### Source excerpt
Education/Experience

Postdoctoral Research Fellow, University of Michigan, Ann Arbor, USA

2020, M.Sc. (Physics) and Ph.D., Tata Institute of Fundamental Research Bengaluru, India

2014, B. Tech (Mechanical Engineering), National Institute of Technology Silchar, India


Interests


Research overview

Internal waves in ocean models

Internal waves exist in the ocean due to density differences. These internal waves break and are one of the most important sources of deep-ocean mixing. Internal wave breaking is thought to play an important role in the global meridional overturning circulation, essentially making the oceans what they are, and regulating regional weather and global climate on shorter time scales.

### What is required
Please echo the education and research text word for word from "2014, B. Tech" to "shorter time scales.".

### Record excerpts
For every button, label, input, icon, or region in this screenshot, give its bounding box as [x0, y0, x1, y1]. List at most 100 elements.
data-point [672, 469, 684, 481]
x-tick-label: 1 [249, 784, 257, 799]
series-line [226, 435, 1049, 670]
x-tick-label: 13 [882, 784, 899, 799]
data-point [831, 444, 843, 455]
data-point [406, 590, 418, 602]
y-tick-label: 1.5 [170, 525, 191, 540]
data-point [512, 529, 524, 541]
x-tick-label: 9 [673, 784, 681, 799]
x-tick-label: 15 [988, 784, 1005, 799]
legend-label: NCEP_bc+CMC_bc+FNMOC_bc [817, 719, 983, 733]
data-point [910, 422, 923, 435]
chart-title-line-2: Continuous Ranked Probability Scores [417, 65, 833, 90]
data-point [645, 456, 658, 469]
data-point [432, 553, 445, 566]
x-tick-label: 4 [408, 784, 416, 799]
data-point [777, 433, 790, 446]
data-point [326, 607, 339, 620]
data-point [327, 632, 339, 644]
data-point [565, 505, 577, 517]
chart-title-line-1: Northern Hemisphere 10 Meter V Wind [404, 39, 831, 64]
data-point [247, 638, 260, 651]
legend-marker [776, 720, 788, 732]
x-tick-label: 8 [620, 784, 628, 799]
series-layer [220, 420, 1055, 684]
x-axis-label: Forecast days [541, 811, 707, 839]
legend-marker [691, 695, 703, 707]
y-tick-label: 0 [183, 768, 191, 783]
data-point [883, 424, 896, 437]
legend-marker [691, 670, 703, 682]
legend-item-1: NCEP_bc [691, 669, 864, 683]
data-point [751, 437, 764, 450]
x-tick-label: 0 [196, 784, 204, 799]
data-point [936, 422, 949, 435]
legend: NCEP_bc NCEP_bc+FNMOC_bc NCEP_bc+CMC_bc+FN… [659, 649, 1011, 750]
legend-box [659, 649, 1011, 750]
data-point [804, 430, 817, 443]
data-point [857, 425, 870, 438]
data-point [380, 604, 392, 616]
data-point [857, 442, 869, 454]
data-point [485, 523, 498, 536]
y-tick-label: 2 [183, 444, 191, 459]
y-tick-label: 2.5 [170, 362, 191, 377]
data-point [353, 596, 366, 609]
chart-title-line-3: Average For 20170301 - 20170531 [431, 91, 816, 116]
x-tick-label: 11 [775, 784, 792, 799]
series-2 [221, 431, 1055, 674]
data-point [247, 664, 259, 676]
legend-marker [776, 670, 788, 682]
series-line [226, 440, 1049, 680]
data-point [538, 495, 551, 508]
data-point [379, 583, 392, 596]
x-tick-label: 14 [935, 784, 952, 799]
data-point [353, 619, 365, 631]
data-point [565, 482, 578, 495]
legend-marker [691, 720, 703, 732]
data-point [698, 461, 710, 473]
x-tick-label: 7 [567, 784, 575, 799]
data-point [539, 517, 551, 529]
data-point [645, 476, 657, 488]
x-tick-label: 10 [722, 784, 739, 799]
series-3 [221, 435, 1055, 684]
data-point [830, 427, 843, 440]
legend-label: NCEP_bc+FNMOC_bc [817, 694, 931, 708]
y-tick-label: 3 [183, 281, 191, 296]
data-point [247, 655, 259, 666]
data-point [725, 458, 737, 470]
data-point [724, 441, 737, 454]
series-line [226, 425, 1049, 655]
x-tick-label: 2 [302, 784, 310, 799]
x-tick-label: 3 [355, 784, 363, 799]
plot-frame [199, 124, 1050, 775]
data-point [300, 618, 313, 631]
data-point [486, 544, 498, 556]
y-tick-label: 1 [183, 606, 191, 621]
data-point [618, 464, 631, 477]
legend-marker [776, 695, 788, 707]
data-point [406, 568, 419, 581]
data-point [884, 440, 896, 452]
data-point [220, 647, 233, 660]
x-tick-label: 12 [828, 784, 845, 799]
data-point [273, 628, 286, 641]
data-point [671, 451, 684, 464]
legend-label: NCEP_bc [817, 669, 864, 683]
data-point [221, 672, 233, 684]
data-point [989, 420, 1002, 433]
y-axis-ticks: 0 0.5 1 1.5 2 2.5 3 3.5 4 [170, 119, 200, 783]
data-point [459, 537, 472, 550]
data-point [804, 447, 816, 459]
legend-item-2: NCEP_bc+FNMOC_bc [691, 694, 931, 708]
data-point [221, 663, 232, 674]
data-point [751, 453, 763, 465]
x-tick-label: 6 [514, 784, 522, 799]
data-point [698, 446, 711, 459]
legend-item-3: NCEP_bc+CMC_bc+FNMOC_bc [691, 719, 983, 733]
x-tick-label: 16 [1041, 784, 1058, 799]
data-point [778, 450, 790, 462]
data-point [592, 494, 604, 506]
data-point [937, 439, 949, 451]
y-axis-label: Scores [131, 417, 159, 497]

### The reply
2014, B. Tech (Mechanical Engineering), National Institute of Technology Silchar, India


Interests


Research overview

Internal waves in ocean models

Internal waves exist in the ocean due to density differences. These internal waves break and are one of the most important sources of deep-ocean mixing. Internal wave breaking is thought to play an important role in the global meridional overturning circulation, essentially making the oceans what they are, and regulating regional weather and global climate on shorter time scales.